Records from a collection
********************

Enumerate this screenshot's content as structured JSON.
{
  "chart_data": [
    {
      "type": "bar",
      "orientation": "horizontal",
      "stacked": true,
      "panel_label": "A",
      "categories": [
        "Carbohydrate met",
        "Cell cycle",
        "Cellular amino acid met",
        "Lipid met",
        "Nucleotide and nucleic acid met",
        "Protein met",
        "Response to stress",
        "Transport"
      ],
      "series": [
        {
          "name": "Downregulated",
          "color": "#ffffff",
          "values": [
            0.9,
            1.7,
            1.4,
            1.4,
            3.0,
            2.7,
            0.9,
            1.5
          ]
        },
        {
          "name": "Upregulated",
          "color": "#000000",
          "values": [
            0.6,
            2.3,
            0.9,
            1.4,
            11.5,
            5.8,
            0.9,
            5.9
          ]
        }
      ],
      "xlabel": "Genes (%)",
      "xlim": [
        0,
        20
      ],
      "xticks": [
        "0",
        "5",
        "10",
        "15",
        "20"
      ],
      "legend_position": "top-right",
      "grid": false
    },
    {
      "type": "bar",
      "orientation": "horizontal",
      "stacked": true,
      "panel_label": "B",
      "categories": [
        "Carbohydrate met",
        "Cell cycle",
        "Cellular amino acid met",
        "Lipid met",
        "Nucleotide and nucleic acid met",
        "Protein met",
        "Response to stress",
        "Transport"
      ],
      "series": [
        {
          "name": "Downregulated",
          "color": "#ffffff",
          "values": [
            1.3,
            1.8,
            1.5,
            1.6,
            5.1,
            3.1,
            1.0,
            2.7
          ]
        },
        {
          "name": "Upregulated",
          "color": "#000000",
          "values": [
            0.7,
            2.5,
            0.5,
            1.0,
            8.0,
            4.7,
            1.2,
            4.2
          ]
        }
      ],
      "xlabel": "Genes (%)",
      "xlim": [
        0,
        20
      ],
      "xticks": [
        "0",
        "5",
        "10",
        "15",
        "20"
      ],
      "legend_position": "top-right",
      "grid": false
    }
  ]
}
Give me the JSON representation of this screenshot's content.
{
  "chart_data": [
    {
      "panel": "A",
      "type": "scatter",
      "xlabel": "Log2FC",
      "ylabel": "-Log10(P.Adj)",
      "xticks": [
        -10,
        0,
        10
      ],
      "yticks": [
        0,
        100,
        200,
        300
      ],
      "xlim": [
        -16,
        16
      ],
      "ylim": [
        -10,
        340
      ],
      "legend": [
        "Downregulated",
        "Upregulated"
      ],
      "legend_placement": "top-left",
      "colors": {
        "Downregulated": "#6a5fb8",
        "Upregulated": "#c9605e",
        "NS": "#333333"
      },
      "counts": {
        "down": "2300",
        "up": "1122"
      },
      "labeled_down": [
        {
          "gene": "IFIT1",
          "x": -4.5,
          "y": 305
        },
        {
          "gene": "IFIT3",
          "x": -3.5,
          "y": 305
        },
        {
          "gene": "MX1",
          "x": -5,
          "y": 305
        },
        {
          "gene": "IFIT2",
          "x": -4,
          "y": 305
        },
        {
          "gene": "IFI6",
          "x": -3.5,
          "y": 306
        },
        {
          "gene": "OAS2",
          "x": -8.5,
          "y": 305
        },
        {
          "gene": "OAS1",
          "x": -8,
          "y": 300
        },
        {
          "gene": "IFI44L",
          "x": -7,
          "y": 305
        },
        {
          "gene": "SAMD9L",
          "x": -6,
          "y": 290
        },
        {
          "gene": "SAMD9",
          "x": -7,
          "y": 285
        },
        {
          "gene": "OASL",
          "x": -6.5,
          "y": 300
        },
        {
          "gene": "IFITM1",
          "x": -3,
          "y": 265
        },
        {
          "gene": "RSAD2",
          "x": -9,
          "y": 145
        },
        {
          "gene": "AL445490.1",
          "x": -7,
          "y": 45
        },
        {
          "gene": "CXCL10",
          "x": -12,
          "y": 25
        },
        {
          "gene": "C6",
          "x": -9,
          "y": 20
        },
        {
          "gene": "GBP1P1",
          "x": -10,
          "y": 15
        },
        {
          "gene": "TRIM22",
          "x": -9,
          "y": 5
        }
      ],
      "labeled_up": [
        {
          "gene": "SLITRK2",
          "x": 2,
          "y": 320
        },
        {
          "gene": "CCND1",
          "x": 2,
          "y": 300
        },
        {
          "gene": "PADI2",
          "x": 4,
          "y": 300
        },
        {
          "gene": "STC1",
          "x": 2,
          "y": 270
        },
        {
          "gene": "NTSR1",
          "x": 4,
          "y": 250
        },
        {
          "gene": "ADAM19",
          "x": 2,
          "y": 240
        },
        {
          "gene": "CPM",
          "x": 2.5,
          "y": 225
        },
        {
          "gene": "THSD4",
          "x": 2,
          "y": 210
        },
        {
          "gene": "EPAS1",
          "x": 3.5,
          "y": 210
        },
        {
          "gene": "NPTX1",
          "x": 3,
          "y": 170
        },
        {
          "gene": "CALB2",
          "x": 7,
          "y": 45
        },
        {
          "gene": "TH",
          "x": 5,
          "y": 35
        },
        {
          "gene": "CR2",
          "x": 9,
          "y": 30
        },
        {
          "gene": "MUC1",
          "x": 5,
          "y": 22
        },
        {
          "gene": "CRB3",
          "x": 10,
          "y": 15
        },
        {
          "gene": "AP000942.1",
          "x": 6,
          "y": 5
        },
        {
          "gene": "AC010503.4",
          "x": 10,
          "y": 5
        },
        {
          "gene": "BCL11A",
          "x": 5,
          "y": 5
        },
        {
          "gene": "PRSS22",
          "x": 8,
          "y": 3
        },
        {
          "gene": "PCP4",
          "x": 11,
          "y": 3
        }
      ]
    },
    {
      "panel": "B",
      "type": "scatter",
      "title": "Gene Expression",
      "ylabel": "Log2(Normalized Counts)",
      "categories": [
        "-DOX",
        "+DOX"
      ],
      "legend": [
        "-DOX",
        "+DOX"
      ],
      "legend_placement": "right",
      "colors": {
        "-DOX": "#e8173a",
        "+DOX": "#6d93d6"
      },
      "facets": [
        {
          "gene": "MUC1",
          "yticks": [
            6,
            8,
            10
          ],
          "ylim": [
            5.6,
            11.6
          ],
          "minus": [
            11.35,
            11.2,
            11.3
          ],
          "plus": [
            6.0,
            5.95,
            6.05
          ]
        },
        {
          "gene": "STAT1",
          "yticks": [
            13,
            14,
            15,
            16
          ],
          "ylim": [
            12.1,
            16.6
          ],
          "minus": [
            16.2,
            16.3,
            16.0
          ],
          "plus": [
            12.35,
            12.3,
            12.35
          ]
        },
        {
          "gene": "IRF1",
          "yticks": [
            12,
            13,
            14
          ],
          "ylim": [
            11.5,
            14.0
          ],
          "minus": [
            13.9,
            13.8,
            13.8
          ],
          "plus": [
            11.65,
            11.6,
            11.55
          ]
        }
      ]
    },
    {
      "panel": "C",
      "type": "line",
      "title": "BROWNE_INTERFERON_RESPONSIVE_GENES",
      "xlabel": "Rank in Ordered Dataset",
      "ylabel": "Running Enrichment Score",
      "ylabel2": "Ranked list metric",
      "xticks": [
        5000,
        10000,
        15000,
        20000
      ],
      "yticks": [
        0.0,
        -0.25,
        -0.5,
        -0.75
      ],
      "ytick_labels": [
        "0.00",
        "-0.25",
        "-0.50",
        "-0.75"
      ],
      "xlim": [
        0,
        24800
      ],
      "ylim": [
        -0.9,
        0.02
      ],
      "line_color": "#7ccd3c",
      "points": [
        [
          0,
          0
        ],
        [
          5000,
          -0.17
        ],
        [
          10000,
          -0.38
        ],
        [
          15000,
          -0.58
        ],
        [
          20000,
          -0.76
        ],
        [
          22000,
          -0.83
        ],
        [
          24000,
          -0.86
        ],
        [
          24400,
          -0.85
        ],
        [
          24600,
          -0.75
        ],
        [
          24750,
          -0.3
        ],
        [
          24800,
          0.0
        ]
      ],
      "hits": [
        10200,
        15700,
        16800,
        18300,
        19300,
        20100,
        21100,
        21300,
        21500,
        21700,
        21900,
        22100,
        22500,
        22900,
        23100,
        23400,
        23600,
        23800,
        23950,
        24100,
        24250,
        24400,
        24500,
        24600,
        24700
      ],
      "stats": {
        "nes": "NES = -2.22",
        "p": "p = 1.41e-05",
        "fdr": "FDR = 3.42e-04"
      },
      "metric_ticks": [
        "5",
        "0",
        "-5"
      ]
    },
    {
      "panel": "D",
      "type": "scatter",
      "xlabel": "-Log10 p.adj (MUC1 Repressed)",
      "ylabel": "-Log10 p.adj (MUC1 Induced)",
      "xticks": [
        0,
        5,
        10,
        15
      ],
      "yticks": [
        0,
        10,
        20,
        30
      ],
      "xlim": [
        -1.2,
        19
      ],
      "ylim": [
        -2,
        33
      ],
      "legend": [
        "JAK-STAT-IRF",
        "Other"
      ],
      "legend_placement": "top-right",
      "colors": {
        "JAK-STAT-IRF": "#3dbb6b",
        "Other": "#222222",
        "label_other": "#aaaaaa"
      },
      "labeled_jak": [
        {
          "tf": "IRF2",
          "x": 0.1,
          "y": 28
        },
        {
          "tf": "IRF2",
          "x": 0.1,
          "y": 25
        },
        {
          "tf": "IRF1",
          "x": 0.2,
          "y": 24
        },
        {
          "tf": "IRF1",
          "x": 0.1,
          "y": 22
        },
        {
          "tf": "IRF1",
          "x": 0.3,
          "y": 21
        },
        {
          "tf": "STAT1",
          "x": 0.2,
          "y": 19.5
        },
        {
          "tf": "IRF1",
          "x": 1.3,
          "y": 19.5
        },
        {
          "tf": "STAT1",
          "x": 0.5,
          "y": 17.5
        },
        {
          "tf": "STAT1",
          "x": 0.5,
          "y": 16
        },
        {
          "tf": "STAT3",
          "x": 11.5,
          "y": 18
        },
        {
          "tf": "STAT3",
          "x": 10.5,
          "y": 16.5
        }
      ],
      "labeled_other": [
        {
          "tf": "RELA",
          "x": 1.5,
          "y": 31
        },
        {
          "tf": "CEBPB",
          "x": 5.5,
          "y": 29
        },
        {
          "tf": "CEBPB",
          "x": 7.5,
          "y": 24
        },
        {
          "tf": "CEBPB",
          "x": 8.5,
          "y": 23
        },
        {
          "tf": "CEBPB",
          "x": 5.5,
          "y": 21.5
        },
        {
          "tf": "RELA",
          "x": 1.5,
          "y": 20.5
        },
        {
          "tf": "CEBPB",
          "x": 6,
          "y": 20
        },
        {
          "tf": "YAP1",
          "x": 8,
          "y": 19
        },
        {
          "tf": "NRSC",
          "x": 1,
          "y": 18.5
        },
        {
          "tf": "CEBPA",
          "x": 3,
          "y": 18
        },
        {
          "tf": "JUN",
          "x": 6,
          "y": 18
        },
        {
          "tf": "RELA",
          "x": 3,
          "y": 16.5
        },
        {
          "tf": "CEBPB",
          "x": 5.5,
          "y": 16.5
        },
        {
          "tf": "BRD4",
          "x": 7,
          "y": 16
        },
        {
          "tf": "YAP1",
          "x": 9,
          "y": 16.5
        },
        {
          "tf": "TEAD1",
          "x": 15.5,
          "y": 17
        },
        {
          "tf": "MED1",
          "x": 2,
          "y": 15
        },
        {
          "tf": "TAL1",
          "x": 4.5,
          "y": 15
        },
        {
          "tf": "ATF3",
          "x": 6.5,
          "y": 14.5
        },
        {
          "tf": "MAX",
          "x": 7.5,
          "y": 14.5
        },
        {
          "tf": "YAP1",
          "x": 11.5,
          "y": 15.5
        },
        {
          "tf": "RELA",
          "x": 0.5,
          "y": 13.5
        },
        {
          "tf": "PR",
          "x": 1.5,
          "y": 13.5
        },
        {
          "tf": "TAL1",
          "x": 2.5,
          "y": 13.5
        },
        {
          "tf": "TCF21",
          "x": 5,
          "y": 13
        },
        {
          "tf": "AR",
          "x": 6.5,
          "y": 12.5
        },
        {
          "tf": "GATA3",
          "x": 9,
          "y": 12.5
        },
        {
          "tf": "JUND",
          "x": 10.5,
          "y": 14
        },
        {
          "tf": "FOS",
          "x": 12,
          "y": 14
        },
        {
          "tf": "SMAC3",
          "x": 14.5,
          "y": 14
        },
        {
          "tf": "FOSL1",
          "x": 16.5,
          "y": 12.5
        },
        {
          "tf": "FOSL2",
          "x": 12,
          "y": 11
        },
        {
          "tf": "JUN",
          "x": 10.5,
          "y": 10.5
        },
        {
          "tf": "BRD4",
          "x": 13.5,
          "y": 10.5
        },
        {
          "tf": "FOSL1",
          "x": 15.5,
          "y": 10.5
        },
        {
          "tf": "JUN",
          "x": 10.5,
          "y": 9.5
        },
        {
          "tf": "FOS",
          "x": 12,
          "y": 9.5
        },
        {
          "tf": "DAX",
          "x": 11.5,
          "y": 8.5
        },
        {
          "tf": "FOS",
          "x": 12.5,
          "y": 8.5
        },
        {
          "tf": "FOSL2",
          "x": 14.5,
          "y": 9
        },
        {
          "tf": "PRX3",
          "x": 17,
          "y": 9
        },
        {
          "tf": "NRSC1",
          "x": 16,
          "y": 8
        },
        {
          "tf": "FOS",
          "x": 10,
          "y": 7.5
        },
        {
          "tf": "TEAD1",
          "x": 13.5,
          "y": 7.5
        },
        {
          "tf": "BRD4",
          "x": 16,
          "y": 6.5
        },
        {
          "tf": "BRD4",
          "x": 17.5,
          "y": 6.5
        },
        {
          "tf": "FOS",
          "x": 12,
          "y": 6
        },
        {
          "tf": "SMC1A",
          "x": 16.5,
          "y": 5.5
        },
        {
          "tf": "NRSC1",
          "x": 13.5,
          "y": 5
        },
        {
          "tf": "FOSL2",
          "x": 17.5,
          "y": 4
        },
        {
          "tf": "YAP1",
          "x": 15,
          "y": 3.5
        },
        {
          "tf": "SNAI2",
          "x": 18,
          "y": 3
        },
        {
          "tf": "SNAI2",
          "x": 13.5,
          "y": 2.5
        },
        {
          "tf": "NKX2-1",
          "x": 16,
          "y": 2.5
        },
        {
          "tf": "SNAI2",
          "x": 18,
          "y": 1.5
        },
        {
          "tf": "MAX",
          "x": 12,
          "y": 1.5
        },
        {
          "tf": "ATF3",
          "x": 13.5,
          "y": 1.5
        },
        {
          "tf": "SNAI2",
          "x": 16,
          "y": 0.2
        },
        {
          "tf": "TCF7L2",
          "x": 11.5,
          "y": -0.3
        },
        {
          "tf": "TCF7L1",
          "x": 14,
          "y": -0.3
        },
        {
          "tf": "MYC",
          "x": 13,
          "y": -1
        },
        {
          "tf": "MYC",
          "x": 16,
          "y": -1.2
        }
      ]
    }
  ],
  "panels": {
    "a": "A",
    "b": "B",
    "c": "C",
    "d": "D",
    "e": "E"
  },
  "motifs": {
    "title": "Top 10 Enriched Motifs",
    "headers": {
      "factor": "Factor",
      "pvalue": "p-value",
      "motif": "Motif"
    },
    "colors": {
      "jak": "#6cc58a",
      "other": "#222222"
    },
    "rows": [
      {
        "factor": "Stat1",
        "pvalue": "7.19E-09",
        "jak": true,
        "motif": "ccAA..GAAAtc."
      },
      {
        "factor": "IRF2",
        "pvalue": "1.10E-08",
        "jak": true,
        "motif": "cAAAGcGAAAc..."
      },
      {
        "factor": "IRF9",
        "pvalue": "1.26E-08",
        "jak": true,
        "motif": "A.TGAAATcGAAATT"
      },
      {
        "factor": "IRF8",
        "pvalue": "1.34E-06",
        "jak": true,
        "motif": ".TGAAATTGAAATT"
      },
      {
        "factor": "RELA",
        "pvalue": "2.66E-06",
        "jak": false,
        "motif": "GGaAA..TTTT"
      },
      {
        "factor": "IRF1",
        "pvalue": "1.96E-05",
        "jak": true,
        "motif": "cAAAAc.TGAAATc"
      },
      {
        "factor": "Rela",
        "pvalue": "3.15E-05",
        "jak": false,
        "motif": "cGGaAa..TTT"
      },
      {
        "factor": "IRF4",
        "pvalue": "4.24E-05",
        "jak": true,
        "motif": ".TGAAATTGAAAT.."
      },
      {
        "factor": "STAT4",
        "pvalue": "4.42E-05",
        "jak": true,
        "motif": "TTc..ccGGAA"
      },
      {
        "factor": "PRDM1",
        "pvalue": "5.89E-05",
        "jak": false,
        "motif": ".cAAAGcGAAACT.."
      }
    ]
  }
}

********************

YOUR INSTRUCTIONS
Every line that contains "right" should be copied out of the data.

OUTPUT OF THE TASK
      "legend_position": "top-right",
      "legend_position": "top-right",
      "legend_placement": "right",
      "legend_placement": "top-right",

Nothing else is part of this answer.